[TASK]: Every line of the records below should be restated exactly.

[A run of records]
--- start ---

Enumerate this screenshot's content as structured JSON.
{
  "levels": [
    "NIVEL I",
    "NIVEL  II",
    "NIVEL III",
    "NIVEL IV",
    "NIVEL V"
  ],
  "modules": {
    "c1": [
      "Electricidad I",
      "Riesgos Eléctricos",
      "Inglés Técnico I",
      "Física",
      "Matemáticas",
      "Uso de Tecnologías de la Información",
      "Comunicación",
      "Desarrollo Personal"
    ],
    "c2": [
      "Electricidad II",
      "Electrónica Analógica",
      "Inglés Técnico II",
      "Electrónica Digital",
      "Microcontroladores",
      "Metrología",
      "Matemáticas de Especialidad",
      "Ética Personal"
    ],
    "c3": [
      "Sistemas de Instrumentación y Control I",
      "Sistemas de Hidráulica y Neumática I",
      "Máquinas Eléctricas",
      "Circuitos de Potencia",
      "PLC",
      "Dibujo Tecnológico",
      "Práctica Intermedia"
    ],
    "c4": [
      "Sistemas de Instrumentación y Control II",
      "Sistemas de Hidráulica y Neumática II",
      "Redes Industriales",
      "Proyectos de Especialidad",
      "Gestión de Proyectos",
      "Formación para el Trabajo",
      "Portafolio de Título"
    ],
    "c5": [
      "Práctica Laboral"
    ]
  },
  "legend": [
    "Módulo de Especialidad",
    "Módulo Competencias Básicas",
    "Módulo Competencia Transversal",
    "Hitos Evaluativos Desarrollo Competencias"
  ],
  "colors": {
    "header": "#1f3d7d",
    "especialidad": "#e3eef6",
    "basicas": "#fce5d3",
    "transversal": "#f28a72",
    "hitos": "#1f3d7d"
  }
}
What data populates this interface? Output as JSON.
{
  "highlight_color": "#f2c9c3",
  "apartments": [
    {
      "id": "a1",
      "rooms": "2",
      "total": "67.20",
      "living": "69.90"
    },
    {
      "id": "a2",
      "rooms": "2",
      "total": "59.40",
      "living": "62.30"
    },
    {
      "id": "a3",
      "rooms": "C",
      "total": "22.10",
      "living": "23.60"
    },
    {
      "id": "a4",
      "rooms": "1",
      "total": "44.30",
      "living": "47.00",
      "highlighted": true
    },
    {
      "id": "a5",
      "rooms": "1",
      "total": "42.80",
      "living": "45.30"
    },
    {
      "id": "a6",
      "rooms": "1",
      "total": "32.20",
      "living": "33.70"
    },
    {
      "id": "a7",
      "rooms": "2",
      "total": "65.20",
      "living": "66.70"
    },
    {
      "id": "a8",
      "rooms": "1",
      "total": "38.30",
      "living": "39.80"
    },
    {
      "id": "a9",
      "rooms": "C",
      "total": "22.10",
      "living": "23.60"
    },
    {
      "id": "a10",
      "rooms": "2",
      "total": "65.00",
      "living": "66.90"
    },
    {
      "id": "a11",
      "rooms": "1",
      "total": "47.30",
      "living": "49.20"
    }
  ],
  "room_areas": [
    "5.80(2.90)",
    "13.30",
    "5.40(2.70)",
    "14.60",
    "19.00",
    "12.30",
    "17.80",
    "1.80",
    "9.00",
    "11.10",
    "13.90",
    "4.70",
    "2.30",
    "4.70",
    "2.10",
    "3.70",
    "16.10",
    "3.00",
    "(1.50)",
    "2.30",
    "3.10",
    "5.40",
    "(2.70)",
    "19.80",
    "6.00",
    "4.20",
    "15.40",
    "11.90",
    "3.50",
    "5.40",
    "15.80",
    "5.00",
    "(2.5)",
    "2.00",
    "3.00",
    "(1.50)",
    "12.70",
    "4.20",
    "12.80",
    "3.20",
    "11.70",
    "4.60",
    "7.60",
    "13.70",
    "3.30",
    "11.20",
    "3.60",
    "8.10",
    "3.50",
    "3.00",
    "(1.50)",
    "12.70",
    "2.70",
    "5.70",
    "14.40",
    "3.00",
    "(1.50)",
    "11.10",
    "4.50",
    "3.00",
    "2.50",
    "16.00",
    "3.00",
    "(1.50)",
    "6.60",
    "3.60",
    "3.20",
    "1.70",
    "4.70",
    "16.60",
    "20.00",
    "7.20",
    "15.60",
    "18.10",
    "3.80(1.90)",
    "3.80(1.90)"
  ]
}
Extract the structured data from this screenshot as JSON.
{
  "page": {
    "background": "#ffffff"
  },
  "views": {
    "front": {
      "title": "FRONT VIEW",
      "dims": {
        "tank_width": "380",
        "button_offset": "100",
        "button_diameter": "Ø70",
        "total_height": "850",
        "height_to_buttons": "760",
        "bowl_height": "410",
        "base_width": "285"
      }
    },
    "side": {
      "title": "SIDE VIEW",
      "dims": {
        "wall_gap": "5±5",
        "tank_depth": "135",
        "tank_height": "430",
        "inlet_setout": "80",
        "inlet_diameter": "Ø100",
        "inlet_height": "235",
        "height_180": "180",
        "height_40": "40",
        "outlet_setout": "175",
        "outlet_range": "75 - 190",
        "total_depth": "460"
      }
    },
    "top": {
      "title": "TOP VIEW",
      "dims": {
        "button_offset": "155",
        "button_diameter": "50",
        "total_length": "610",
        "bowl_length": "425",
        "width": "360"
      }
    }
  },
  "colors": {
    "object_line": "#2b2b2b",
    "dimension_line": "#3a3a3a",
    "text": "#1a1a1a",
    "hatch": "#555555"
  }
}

--- end ---

[TASK SOLUTION]:
Enumerate this screenshot's content as structured JSON.
{
  "levels": [
    "NIVEL I",
    "NIVEL  II",
    "NIVEL III",
    "NIVEL IV",
    "NIVEL V"
  ],
  "modules": {
    "c1": [
      "Electricidad I",
      "Riesgos Eléctricos",
      "Inglés Técnico I",
      "Física",
      "Matemáticas",
      "Uso de Tecnologías de la Información",
      "Comunicación",
      "Desarrollo Personal"
    ],
    "c2": [
      "Electricidad II",
      "Electrónica Analógica",
      "Inglés Técnico II",
      "Electrónica Digital",
      "Microcontroladores",
      "Metrología",
      "Matemáticas de Especialidad",
      "Ética Personal"
    ],
    "c3": [
      "Sistemas de Instrumentación y Control I",
      "Sistemas de Hidráulica y Neumática I",
      "Máquinas Eléctricas",
      "Circuitos de Potencia",
      "PLC",
      "Dibujo Tecnológico",
      "Práctica Intermedia"
    ],
    "c4": [
      "Sistemas de Instrumentación y Control II",
      "Sistemas de Hidráulica y Neumática II",
      "Redes Industriales",
      "Proyectos de Especialidad",
      "Gestión de Proyectos",
      "Formación para el Trabajo",
      "Portafolio de Título"
    ],
    "c5": [
      "Práctica Laboral"
    ]
  },
  "legend": [
    "Módulo de Especialidad",
    "Módulo Competencias Básicas",
    "Módulo Competencia Transversal",
    "Hitos Evaluativos Desarrollo Competencias"
  ],
  "colors": {
    "header": "#1f3d7d",
    "especialidad": "#e3eef6",
    "basicas": "#fce5d3",
    "transversal": "#f28a72",
    "hitos": "#1f3d7d"
  }
}
What data populates this interface? Output as JSON.
{
  "highlight_color": "#f2c9c3",
  "apartments": [
    {
      "id": "a1",
      "rooms": "2",
      "total": "67.20",
      "living": "69.90"
    },
    {
      "id": "a2",
      "rooms": "2",
      "total": "59.40",
      "living": "62.30"
    },
    {
      "id": "a3",
      "rooms": "C",
      "total": "22.10",
      "living": "23.60"
    },
    {
      "id": "a4",
      "rooms": "1",
      "total": "44.30",
      "living": "47.00",
      "highlighted": true
    },
    {
      "id": "a5",
      "rooms": "1",
      "total": "42.80",
      "living": "45.30"
    },
    {
      "id": "a6",
      "rooms": "1",
      "total": "32.20",
      "living": "33.70"
    },
    {
      "id": "a7",
      "rooms": "2",
      "total": "65.20",
      "living": "66.70"
    },
    {
      "id": "a8",
      "rooms": "1",
      "total": "38.30",
      "living": "39.80"
    },
    {
      "id": "a9",
      "rooms": "C",
      "total": "22.10",
      "living": "23.60"
    },
    {
      "id": "a10",
      "rooms": "2",
      "total": "65.00",
      "living": "66.90"
    },
    {
      "id": "a11",
      "rooms": "1",
      "total": "47.30",
      "living": "49.20"
    }
  ],
  "room_areas": [
    "5.80(2.90)",
    "13.30",
    "5.40(2.70)",
    "14.60",
    "19.00",
    "12.30",
    "17.80",
    "1.80",
    "9.00",
    "11.10",
    "13.90",
    "4.70",
    "2.30",
    "4.70",
    "2.10",
    "3.70",
    "16.10",
    "3.00",
    "(1.50)",
    "2.30",
    "3.10",
    "5.40",
    "(2.70)",
    "19.80",
    "6.00",
    "4.20",
    "15.40",
    "11.90",
    "3.50",
    "5.40",
    "15.80",
    "5.00",
    "(2.5)",
    "2.00",
    "3.00",
    "(1.50)",
    "12.70",
    "4.20",
    "12.80",
    "3.20",
    "11.70",
    "4.60",
    "7.60",
    "13.70",
    "3.30",
    "11.20",
    "3.60",
    "8.10",
    "3.50",
    "3.00",
    "(1.50)",
    "12.70",
    "2.70",
    "5.70",
    "14.40",
    "3.00",
    "(1.50)",
    "11.10",
    "4.50",
    "3.00",
    "2.50",
    "16.00",
    "3.00",
    "(1.50)",
    "6.60",
    "3.60",
    "3.20",
    "1.70",
    "4.70",
    "16.60",
    "20.00",
    "7.20",
    "15.60",
    "18.10",
    "3.80(1.90)",
    "3.80(1.90)"
  ]
}
Extract the structured data from this screenshot as JSON.
{
  "page": {
    "background": "#ffffff"
  },
  "views": {
    "front": {
      "title": "FRONT VIEW",
      "dims": {
        "tank_width": "380",
        "button_offset": "100",
        "button_diameter": "Ø70",
        "total_height": "850",
        "height_to_buttons": "760",
        "bowl_height": "410",
        "base_width": "285"
      }
    },
    "side": {
      "title": "SIDE VIEW",
      "dims": {
        "wall_gap": "5±5",
        "tank_depth": "135",
        "tank_height": "430",
        "inlet_setout": "80",
        "inlet_diameter": "Ø100",
        "inlet_height": "235",
        "height_180": "180",
        "height_40": "40",
        "outlet_setout": "175",
        "outlet_range": "75 - 190",
        "total_depth": "460"
      }
    },
    "top": {
      "title": "TOP VIEW",
      "dims": {
        "button_offset": "155",
        "button_diameter": "50",
        "total_length": "610",
        "bowl_length": "425",
        "width": "360"
      }
    }
  },
  "colors": {
    "object_line": "#2b2b2b",
    "dimension_line": "#3a3a3a",
    "text": "#1a1a1a",
    "hatch": "#555555"
  }
}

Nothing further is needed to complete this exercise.